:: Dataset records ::

··········

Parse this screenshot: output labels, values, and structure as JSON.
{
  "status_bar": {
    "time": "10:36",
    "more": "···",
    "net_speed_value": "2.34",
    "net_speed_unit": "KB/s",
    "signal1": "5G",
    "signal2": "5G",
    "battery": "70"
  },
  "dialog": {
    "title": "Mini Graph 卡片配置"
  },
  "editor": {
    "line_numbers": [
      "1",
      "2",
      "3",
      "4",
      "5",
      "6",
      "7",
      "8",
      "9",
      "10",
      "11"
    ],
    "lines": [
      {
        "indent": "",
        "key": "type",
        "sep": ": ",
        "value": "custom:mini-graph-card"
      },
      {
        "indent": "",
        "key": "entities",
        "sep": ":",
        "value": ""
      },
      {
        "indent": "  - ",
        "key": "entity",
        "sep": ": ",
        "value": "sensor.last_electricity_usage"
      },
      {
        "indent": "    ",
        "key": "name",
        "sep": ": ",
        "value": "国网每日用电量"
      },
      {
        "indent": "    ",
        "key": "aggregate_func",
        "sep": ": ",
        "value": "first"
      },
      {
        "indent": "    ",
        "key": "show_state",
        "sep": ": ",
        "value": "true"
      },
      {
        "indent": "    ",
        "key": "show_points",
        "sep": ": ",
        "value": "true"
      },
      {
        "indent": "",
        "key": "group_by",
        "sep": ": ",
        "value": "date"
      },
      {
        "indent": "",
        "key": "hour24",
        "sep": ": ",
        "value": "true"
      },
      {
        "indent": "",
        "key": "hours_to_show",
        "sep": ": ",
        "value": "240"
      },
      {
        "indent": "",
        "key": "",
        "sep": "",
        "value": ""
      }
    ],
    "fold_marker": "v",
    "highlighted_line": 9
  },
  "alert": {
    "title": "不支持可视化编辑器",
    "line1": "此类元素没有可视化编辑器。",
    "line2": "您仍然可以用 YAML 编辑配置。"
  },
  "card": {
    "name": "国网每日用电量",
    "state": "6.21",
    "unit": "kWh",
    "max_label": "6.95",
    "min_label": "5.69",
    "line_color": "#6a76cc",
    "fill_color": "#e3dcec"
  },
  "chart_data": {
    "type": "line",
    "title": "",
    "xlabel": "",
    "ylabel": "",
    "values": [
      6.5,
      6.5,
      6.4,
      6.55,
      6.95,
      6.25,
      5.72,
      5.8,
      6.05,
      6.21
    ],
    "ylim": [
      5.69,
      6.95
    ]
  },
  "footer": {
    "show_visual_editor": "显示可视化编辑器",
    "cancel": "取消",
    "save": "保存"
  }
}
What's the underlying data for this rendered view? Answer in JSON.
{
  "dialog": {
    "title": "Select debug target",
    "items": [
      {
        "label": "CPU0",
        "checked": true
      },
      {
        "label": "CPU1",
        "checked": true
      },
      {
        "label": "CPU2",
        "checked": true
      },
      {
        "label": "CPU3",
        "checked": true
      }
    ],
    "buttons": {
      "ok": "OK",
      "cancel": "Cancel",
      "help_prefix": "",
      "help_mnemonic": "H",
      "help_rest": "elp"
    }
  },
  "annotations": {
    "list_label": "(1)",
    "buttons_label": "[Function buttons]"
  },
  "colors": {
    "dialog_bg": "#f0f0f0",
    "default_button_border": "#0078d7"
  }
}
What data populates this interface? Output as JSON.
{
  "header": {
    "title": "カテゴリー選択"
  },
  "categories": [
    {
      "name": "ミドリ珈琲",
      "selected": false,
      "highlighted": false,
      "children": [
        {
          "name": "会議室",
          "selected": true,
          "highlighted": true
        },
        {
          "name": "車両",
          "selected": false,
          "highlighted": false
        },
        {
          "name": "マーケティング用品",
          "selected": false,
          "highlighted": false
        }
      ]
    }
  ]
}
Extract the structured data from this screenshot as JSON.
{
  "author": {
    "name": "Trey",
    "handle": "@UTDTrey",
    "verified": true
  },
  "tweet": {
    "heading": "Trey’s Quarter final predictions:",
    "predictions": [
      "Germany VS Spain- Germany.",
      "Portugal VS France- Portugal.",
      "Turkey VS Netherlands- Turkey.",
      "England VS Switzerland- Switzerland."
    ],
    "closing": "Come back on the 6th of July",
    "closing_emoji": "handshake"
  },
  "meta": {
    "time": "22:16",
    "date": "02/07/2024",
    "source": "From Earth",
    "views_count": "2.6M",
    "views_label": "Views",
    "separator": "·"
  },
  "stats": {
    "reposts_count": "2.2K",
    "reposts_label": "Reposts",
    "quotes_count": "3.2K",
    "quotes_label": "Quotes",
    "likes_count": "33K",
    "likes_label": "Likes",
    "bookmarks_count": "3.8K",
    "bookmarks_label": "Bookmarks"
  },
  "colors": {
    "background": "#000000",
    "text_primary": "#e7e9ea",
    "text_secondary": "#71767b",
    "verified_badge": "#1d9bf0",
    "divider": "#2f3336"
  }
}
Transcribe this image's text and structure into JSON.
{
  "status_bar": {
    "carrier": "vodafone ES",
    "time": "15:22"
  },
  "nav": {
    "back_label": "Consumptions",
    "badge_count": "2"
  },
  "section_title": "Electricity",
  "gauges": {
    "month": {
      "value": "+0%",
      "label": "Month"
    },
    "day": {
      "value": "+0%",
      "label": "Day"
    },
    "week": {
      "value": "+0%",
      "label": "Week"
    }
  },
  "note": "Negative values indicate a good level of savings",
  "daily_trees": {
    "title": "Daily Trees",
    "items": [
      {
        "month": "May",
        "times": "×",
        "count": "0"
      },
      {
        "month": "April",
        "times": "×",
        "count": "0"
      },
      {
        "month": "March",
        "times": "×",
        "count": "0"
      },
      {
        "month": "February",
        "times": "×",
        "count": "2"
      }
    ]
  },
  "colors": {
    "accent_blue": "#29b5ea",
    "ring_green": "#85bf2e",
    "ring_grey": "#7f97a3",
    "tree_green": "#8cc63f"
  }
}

··········

:: Exercise directions ::
Output exactly the lines above, from the one holding "Transcribe this image's" through the end of the data, including the first and last.

:: Expected answer ::
Transcribe this image's text and structure into JSON.
{
  "status_bar": {
    "carrier": "vodafone ES",
    "time": "15:22"
  },
  "nav": {
    "back_label": "Consumptions",
    "badge_count": "2"
  },
  "section_title": "Electricity",
  "gauges": {
    "month": {
      "value": "+0%",
      "label": "Month"
    },
    "day": {
      "value": "+0%",
      "label": "Day"
    },
    "week": {
      "value": "+0%",
      "label": "Week"
    }
  },
  "note": "Negative values indicate a good level of savings",
  "daily_trees": {
    "title": "Daily Trees",
    "items": [
      {
        "month": "May",
        "times": "×",
        "count": "0"
      },
      {
        "month": "April",
        "times": "×",
        "count": "0"
      },
      {
        "month": "March",
        "times": "×",
        "count": "0"
      },
      {
        "month": "February",
        "times": "×",
        "count": "2"
      }
    ]
  },
  "colors": {
    "accent_blue": "#29b5ea",
    "ring_green": "#85bf2e",
    "ring_grey": "#7f97a3",
    "tree_green": "#8cc63f"
  }
}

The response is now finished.